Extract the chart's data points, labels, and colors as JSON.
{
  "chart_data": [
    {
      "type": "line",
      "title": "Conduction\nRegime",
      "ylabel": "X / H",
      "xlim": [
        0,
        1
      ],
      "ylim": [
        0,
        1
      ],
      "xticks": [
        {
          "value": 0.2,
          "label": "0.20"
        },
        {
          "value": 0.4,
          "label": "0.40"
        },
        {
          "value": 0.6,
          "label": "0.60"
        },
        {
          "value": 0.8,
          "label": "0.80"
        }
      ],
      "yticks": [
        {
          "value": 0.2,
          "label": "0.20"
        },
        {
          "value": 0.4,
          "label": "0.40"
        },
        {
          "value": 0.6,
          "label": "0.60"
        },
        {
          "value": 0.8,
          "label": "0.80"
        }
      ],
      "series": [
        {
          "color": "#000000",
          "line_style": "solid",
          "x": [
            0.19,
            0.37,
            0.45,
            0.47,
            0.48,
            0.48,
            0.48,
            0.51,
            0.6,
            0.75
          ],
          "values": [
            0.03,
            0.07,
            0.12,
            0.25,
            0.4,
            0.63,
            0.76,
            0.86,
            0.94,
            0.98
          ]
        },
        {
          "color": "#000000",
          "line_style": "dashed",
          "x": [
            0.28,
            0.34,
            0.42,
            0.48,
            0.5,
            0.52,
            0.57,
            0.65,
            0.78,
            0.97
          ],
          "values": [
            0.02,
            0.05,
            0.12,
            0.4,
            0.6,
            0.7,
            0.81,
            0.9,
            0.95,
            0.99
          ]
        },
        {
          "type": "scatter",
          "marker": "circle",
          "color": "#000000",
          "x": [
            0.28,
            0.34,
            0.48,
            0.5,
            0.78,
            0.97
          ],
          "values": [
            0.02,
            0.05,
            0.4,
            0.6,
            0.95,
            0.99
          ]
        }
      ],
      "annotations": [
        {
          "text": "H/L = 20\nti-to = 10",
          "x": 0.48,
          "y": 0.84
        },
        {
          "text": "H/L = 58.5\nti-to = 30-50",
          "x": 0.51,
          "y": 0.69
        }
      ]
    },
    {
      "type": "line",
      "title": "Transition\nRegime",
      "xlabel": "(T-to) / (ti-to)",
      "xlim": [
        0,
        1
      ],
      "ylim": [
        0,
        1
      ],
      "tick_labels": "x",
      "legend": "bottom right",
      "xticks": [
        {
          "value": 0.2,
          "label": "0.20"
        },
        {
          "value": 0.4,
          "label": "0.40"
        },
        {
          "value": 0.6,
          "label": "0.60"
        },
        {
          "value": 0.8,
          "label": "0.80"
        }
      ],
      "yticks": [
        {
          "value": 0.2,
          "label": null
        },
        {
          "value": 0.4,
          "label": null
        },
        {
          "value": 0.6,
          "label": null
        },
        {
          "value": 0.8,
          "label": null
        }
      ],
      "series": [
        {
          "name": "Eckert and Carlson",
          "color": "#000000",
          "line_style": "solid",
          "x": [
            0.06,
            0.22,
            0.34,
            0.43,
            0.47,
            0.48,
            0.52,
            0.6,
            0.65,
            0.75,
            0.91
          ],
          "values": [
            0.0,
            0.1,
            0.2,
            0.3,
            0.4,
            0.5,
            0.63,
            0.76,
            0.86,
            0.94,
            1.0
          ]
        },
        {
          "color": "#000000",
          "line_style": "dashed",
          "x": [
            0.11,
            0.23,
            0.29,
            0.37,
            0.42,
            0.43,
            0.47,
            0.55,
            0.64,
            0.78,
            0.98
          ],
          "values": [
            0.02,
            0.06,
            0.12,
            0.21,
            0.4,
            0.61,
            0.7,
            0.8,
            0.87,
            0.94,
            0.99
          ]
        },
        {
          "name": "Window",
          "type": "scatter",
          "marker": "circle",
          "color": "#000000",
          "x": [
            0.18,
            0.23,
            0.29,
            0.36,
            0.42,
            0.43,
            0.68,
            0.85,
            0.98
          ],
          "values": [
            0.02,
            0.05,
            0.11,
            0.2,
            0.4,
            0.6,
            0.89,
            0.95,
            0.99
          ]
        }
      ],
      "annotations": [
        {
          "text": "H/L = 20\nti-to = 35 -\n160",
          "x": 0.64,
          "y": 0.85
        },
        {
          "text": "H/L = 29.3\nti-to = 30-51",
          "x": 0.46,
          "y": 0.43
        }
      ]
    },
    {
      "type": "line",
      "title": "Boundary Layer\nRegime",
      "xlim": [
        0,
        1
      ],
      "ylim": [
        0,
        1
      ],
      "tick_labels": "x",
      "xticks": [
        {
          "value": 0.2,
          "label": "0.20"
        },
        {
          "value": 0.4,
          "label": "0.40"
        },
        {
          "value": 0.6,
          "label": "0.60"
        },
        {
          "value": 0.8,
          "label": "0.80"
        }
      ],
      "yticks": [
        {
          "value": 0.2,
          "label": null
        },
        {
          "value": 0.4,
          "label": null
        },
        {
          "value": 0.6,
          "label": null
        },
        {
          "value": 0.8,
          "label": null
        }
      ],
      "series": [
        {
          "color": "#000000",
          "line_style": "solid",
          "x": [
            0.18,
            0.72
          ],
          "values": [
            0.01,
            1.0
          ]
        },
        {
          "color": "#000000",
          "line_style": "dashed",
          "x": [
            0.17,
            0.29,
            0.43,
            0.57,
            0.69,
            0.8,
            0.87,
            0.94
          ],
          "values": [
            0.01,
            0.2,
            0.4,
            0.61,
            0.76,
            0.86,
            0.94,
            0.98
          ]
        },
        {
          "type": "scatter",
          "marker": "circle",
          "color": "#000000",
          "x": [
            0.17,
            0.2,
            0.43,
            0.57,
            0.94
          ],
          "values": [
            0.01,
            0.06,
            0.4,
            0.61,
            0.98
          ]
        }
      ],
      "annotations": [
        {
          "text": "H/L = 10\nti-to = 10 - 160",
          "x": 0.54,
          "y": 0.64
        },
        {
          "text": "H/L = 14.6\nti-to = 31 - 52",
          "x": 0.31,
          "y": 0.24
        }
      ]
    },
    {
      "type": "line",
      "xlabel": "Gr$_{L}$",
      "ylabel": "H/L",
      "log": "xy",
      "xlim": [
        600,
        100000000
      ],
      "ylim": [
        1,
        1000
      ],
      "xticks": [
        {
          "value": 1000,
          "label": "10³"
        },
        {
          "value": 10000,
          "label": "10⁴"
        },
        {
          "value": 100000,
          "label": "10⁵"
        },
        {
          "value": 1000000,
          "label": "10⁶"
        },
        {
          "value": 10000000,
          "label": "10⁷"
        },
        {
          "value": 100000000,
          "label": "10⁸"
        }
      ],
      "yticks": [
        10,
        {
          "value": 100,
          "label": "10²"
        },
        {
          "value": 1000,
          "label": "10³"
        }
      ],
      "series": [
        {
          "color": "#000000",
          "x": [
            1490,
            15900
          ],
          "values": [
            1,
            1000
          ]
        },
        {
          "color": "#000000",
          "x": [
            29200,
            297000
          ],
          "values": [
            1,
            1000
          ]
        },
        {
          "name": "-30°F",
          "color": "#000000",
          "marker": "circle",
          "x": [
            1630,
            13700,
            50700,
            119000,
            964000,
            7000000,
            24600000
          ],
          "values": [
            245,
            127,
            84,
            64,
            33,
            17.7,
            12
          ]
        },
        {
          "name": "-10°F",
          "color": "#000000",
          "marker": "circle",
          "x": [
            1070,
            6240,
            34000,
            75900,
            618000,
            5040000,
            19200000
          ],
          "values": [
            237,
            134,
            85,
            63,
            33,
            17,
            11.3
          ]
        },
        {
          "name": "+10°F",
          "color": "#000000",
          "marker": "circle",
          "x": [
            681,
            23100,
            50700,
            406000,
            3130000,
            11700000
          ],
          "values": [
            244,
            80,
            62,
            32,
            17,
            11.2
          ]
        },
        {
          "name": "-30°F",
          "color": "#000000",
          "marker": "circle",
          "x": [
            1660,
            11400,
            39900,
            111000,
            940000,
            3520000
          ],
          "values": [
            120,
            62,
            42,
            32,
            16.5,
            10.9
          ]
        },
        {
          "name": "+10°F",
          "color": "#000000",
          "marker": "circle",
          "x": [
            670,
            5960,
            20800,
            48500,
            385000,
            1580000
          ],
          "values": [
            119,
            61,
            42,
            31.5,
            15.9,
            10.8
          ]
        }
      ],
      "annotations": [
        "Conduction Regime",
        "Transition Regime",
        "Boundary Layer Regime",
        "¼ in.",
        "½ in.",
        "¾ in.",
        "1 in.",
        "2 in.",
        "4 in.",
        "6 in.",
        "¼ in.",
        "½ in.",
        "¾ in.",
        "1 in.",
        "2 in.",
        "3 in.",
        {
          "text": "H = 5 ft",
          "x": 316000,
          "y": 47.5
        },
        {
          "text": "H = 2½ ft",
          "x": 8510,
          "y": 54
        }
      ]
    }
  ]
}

┄┄┄┄┄┄

**PROBLEM TO WORK ON:** How many lines in the records above contain the word "Layer"? Reply with the number and nothing more.

**RESPONSE:** 2